- **Exercise input**:
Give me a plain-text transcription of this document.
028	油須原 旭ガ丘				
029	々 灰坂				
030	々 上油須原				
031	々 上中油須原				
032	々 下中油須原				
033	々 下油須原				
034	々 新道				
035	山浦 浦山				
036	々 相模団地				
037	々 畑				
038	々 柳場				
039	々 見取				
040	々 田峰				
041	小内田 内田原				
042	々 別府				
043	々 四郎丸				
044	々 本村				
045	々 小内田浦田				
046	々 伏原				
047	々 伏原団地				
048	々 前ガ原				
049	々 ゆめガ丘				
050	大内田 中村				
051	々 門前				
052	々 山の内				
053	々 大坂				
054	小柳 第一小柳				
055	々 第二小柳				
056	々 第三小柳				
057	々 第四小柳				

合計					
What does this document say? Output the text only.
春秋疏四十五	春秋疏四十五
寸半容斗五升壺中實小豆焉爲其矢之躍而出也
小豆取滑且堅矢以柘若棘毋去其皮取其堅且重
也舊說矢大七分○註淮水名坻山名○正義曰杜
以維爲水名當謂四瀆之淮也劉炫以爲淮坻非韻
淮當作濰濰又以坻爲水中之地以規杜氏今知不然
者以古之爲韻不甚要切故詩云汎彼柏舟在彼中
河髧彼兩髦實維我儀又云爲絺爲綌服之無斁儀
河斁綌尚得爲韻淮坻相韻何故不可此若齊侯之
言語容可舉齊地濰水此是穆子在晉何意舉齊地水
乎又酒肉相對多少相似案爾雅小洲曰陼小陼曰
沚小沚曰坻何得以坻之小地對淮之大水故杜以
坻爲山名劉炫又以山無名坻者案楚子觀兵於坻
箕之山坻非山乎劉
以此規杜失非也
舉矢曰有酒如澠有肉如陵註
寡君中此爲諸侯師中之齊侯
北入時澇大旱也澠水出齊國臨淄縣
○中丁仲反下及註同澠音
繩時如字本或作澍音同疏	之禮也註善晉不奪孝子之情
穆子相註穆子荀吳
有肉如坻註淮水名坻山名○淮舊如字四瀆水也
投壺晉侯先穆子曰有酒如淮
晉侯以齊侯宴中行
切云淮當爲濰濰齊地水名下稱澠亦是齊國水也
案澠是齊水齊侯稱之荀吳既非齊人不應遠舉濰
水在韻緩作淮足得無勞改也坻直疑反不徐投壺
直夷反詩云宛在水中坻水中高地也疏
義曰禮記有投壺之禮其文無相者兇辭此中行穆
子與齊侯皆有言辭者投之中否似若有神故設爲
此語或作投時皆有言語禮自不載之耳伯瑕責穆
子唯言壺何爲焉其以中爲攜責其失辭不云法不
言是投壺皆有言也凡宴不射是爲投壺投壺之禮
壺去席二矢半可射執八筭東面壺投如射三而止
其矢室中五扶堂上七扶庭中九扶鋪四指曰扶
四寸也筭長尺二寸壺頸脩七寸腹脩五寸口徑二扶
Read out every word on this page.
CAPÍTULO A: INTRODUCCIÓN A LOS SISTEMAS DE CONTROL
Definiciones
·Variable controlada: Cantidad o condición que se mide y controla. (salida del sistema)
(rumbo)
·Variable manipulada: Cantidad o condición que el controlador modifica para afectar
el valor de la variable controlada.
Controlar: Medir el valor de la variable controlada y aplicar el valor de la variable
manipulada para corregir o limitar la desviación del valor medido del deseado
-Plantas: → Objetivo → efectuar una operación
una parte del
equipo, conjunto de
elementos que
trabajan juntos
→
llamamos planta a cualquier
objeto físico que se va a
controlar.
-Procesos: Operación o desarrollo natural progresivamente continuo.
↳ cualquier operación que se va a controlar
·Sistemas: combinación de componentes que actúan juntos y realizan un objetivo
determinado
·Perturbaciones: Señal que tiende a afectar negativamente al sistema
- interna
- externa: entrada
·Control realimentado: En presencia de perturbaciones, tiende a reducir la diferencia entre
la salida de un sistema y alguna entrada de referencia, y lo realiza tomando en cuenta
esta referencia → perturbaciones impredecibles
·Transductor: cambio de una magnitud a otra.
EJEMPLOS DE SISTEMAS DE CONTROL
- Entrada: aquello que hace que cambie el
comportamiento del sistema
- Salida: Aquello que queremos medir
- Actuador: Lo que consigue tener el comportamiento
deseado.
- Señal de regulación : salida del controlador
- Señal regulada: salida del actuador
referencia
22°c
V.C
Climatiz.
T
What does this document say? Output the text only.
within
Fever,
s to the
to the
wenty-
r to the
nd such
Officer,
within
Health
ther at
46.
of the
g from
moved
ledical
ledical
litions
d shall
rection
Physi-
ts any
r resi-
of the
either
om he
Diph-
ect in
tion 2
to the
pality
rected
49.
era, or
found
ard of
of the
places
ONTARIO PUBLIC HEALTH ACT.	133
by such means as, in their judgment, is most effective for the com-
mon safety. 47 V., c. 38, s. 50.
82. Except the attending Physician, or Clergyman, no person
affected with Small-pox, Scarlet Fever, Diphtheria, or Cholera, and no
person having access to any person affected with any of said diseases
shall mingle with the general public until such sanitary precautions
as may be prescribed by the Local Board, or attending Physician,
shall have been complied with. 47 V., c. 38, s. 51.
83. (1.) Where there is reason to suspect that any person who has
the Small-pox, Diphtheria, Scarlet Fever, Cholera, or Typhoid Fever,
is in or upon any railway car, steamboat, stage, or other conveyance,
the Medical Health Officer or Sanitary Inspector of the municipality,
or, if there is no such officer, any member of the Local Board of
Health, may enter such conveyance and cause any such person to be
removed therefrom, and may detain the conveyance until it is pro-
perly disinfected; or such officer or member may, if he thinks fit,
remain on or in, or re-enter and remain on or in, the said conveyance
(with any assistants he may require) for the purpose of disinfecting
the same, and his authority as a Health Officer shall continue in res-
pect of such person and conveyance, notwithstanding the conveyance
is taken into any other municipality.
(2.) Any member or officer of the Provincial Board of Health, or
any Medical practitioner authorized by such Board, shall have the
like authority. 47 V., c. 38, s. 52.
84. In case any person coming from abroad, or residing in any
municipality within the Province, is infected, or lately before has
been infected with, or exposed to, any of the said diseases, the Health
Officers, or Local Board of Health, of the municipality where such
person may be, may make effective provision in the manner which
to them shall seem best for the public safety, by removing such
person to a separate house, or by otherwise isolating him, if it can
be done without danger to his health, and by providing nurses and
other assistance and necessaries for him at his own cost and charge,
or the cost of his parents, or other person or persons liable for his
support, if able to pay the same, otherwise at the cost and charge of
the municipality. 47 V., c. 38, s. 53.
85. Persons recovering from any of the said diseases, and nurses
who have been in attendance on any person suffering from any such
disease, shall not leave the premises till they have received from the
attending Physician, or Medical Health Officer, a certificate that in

- **Directions**: Of all the lines above, how many contain "been"? Give the number and nothing more.

- **Output of the exercise**: 3